→ Required task: Present each line of the entries below that holds the word "color".

[Figure dataset records]
>> Begin
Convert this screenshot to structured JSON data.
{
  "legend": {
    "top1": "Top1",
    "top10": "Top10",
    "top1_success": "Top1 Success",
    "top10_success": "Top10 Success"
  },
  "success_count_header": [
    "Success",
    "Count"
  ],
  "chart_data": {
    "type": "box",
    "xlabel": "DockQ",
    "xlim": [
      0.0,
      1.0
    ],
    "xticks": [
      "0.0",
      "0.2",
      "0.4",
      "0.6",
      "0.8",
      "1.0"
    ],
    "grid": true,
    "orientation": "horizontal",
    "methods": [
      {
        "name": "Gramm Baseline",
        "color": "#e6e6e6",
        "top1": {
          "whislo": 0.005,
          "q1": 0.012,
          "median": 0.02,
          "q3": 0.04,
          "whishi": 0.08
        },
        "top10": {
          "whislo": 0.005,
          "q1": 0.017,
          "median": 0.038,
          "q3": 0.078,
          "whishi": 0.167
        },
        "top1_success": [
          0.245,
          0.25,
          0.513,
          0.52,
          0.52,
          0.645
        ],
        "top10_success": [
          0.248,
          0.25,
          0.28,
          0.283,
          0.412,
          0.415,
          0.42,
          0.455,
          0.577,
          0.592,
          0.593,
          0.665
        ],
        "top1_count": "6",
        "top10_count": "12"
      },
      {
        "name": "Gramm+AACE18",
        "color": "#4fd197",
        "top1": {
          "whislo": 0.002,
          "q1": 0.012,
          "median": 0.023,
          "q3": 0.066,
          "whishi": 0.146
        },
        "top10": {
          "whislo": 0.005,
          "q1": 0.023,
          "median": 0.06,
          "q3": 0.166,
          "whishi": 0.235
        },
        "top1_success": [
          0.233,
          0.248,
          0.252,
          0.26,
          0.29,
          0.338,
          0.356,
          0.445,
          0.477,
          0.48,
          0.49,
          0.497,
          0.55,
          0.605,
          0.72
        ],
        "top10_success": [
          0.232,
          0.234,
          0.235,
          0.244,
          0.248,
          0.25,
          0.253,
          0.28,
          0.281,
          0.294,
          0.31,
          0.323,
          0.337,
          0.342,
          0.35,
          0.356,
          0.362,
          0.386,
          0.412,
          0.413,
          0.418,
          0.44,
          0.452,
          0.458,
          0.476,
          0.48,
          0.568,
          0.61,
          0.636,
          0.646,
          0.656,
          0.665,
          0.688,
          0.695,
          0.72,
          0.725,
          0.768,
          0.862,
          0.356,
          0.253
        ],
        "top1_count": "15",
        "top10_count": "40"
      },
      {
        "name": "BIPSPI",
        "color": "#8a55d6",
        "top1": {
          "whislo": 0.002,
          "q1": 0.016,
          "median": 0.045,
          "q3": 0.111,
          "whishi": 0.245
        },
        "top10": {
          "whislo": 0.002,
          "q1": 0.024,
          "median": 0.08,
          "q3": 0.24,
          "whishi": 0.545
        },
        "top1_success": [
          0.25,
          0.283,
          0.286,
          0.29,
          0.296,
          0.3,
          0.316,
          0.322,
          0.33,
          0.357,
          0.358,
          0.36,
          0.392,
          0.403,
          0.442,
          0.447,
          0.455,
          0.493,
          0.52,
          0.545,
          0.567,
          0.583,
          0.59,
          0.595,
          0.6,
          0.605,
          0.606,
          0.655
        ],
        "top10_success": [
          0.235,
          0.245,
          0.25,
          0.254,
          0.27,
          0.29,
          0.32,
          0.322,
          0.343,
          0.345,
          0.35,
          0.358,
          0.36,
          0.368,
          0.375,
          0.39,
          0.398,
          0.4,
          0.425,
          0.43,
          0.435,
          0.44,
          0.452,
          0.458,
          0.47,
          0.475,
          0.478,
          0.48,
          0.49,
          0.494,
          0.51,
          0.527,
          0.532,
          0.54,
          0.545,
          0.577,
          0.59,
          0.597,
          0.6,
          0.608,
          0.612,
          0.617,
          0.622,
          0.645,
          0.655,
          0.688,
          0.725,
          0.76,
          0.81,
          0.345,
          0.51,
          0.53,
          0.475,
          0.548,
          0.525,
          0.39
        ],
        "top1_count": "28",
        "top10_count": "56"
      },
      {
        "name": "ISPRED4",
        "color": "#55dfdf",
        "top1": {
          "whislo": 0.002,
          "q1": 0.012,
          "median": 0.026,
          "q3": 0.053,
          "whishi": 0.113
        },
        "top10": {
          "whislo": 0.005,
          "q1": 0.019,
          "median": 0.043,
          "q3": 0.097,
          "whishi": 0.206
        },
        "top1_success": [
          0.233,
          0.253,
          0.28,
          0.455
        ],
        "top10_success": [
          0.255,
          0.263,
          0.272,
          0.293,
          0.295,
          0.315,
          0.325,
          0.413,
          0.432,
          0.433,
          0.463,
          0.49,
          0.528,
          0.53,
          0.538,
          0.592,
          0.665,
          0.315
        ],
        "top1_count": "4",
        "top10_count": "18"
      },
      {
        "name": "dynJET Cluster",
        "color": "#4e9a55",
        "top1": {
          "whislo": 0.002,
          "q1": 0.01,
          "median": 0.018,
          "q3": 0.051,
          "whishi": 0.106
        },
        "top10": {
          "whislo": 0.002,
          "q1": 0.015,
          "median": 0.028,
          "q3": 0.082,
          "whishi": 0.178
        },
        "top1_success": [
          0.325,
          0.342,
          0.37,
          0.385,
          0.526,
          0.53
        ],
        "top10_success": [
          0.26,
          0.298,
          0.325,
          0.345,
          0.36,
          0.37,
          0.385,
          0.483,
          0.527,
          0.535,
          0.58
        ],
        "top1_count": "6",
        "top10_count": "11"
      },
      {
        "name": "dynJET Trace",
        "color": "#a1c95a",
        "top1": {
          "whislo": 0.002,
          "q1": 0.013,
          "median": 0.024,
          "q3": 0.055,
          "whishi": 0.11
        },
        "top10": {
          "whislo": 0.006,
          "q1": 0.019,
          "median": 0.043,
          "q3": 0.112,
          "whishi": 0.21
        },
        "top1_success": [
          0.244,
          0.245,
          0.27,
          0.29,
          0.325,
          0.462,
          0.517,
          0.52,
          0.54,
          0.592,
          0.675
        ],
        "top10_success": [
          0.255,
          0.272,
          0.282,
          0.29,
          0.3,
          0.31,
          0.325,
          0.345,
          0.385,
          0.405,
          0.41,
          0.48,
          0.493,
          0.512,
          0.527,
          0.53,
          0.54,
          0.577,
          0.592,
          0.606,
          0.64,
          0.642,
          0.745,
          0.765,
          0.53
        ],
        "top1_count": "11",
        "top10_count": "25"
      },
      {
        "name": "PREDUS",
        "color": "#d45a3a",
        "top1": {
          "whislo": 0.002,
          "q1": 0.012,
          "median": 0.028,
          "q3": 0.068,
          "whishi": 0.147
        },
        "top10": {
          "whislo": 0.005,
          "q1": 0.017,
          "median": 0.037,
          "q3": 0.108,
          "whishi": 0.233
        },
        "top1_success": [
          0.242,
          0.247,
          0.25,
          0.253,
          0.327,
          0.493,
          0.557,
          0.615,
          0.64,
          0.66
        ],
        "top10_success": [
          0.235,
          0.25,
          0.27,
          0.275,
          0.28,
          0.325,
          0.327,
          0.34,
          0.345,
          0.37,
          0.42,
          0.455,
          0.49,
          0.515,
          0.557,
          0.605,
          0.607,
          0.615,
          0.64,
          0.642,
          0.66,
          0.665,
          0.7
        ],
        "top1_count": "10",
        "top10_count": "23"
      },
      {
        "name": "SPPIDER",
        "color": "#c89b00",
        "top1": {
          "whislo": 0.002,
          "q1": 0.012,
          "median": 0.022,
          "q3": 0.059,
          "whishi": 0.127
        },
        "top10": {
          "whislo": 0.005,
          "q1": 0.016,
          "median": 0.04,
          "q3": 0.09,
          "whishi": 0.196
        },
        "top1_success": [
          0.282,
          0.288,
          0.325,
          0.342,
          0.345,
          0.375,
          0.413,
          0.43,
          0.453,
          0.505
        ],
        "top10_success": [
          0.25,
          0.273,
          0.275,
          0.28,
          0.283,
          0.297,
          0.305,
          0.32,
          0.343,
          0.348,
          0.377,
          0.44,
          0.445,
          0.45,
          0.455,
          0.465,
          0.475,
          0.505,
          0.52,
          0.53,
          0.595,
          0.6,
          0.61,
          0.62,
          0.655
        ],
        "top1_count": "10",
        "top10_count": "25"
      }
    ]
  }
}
>> End
→ Result below:
        "color": "#e6e6e6",
        "color": "#4fd197",
        "color": "#8a55d6",
        "color": "#55dfdf",
        "color": "#4e9a55",
        "color": "#a1c95a",
        "color": "#d45a3a",
        "color": "#c89b00",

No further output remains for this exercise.